┏━━
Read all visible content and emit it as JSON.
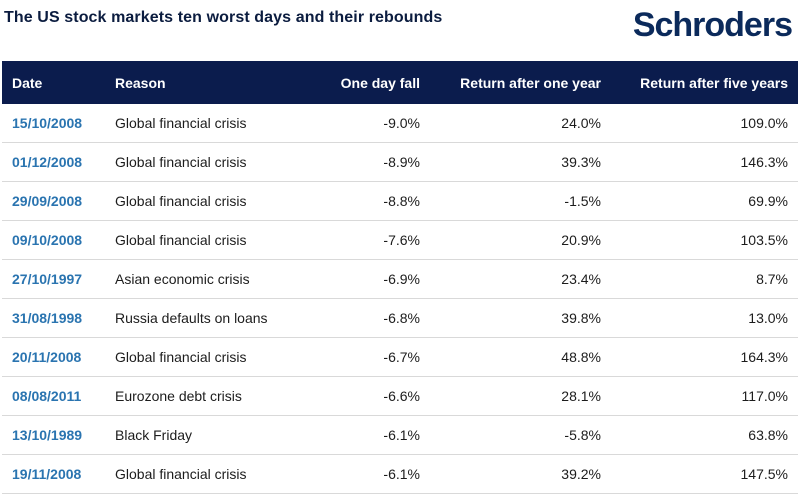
{
  "title": "The US stock markets ten worst days and their rebounds",
  "logo_text": "Schroders",
  "colors": {
    "header_bg": "#0b1c4d",
    "date_text": "#2a74b0",
    "logo": "#0b2a5b"
  },
  "chart_data": {
    "type": "table",
    "columns": [
      "Date",
      "Reason",
      "One day fall",
      "Return after one year",
      "Return after five years"
    ],
    "rows": [
      [
        "15/10/2008",
        "Global financial crisis",
        "-9.0%",
        "24.0%",
        "109.0%"
      ],
      [
        "01/12/2008",
        "Global financial crisis",
        "-8.9%",
        "39.3%",
        "146.3%"
      ],
      [
        "29/09/2008",
        "Global financial crisis",
        "-8.8%",
        "-1.5%",
        "69.9%"
      ],
      [
        "09/10/2008",
        "Global financial crisis",
        "-7.6%",
        "20.9%",
        "103.5%"
      ],
      [
        "27/10/1997",
        "Asian economic crisis",
        "-6.9%",
        "23.4%",
        "8.7%"
      ],
      [
        "31/08/1998",
        "Russia defaults on loans",
        "-6.8%",
        "39.8%",
        "13.0%"
      ],
      [
        "20/11/2008",
        "Global financial crisis",
        "-6.7%",
        "48.8%",
        "164.3%"
      ],
      [
        "08/08/2011",
        "Eurozone debt crisis",
        "-6.6%",
        "28.1%",
        "117.0%"
      ],
      [
        "13/10/1989",
        "Black Friday",
        "-6.1%",
        "-5.8%",
        "63.8%"
      ],
      [
        "19/11/2008",
        "Global financial crisis",
        "-6.1%",
        "39.2%",
        "147.5%"
      ]
    ]
  }
}
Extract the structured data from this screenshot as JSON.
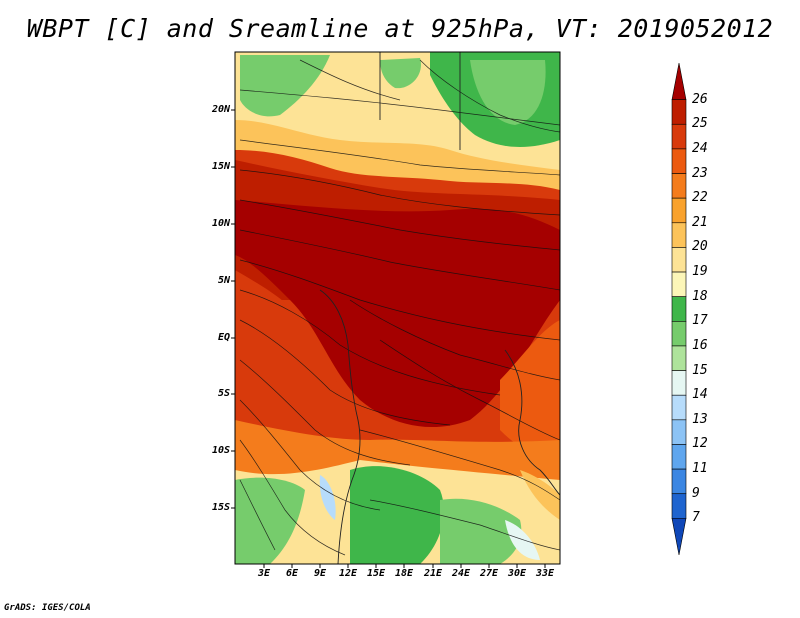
{
  "title": "WBPT [C] and Sreamline at 925hPa, VT: 2019052012",
  "credit": "GrADS: IGES/COLA",
  "axes": {
    "lat_ticks": [
      "20N",
      "15N",
      "10N",
      "5N",
      "EQ",
      "5S",
      "10S",
      "15S"
    ],
    "lon_ticks": [
      "3E",
      "6E",
      "9E",
      "12E",
      "15E",
      "18E",
      "21E",
      "24E",
      "27E",
      "30E",
      "33E"
    ]
  },
  "colorbar": {
    "labels": [
      "26",
      "25",
      "24",
      "23",
      "22",
      "21",
      "20",
      "19",
      "18",
      "17",
      "16",
      "15",
      "14",
      "13",
      "12",
      "11",
      "9",
      "7"
    ],
    "colors": [
      "#a50000",
      "#be1e00",
      "#d83a0c",
      "#ec5a10",
      "#f47c1c",
      "#f9a22d",
      "#fcc35a",
      "#fde396",
      "#fcf6b8",
      "#3fb64a",
      "#76cc6c",
      "#aee39b",
      "#e6f7f3",
      "#b7dcfb",
      "#8cc3f5",
      "#5fa6ee",
      "#3b86e2",
      "#1e64cf",
      "#0f47b8"
    ]
  }
}
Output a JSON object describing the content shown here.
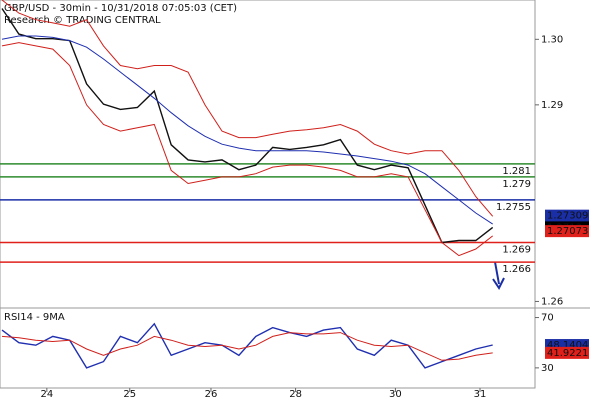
{
  "chart_data": [
    {
      "type": "line",
      "title": "GBP/USD - 30min - 10/31/2018 07:05:03 (CET)",
      "subtitle": "Research © TRADING CENTRAL",
      "x": [
        0,
        2,
        4,
        6,
        8,
        10,
        12,
        14,
        16,
        18,
        20,
        22,
        24,
        26,
        28,
        30,
        32,
        34,
        36,
        38,
        40,
        42,
        44,
        46,
        48,
        50,
        52,
        54,
        56,
        58
      ],
      "xlim": [
        0,
        63
      ],
      "ylim": [
        1.259,
        1.306
      ],
      "yticks": [
        1.26,
        1.29,
        {
          "value": 1.3,
          "label": "1.30"
        }
      ],
      "series": [
        {
          "color": "#111111",
          "values": [
            1.3047,
            1.3008,
            1.3001,
            1.3001,
            1.2998,
            1.2932,
            1.2901,
            1.2893,
            1.2896,
            1.2921,
            1.2839,
            1.2816,
            1.2813,
            1.2816,
            1.2801,
            1.2808,
            1.2835,
            1.2832,
            1.2835,
            1.2839,
            1.2847,
            1.2808,
            1.2801,
            1.2808,
            1.2804,
            1.2747,
            1.269,
            1.2693,
            1.2693,
            1.2713
          ]
        },
        {
          "color": "#1f2fb0",
          "values": [
            1.3,
            1.3005,
            1.3005,
            1.3003,
            1.2998,
            1.2988,
            1.297,
            1.295,
            1.293,
            1.291,
            1.2888,
            1.2868,
            1.2852,
            1.284,
            1.2834,
            1.283,
            1.283,
            1.283,
            1.283,
            1.2828,
            1.2825,
            1.2822,
            1.2818,
            1.2814,
            1.2808,
            1.2795,
            1.2775,
            1.2755,
            1.2735,
            1.2718
          ]
        },
        {
          "color": "#d0201b",
          "values": [
            1.306,
            1.304,
            1.303,
            1.3025,
            1.302,
            1.303,
            1.299,
            1.296,
            1.2955,
            1.296,
            1.296,
            1.295,
            1.29,
            1.286,
            1.285,
            1.285,
            1.2855,
            1.286,
            1.2862,
            1.2865,
            1.287,
            1.286,
            1.284,
            1.283,
            1.2825,
            1.283,
            1.283,
            1.28,
            1.276,
            1.273
          ]
        },
        {
          "color": "#d0201b",
          "values": [
            1.299,
            1.2995,
            1.299,
            1.2985,
            1.296,
            1.29,
            1.287,
            1.286,
            1.2865,
            1.287,
            1.28,
            1.278,
            1.2785,
            1.279,
            1.279,
            1.2795,
            1.2805,
            1.2808,
            1.2808,
            1.2805,
            1.28,
            1.279,
            1.279,
            1.2795,
            1.279,
            1.274,
            1.269,
            1.267,
            1.268,
            1.27
          ]
        }
      ],
      "levels": [
        {
          "value": 1.281,
          "color": "#2e8b2e"
        },
        {
          "value": 1.279,
          "color": "#2e8b2e"
        },
        {
          "value": 1.2755,
          "color": "#1a2ea6"
        },
        {
          "value": 1.269,
          "color": "#e0201b"
        },
        {
          "value": 1.266,
          "color": "#e0201b"
        }
      ],
      "axis_markers": [
        {
          "value": 1.27309,
          "color": "#1a2ea6"
        },
        {
          "value": 1.2713,
          "color": "#000000"
        },
        {
          "value": 1.27073,
          "color": "#e0201b"
        }
      ]
    },
    {
      "type": "line",
      "title": "RSI14 - 9MA",
      "x": [
        0,
        2,
        4,
        6,
        8,
        10,
        12,
        14,
        16,
        18,
        20,
        22,
        24,
        26,
        28,
        30,
        32,
        34,
        36,
        38,
        40,
        42,
        44,
        46,
        48,
        50,
        52,
        54,
        56,
        58
      ],
      "xlim": [
        0,
        63
      ],
      "xticks": [
        {
          "value": 5.3,
          "label": "24"
        },
        {
          "value": 15.1,
          "label": "25"
        },
        {
          "value": 24.7,
          "label": "26"
        },
        {
          "value": 34.7,
          "label": "28"
        },
        {
          "value": 46.5,
          "label": "30"
        },
        {
          "value": 56.5,
          "label": "31"
        }
      ],
      "ylim": [
        14,
        76
      ],
      "yticks": [
        30,
        70
      ],
      "series": [
        {
          "color": "#1f2fb0",
          "values": [
            60,
            50,
            48,
            55,
            52,
            30,
            35,
            55,
            50,
            65,
            40,
            45,
            50,
            48,
            40,
            55,
            62,
            58,
            55,
            60,
            62,
            45,
            40,
            52,
            48,
            30,
            35,
            40,
            45,
            48.1404
          ]
        },
        {
          "color": "#d0201b",
          "values": [
            55,
            54,
            52,
            51,
            52,
            45,
            40,
            45,
            48,
            55,
            52,
            48,
            47,
            48,
            45,
            48,
            55,
            58,
            57,
            57,
            58,
            52,
            48,
            47,
            48,
            42,
            36,
            37,
            40,
            41.9221
          ]
        }
      ],
      "axis_markers": [
        {
          "value": 48.1404,
          "color": "#1a2ea6"
        },
        {
          "value": 41.9221,
          "color": "#e0201b"
        }
      ]
    }
  ]
}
┗━━
▶ [OBJECTIVE]: From the data above, copy each line that holds "Return".

▶ [TASK RESULT]:
      "Return after one year",
      "Return after five years"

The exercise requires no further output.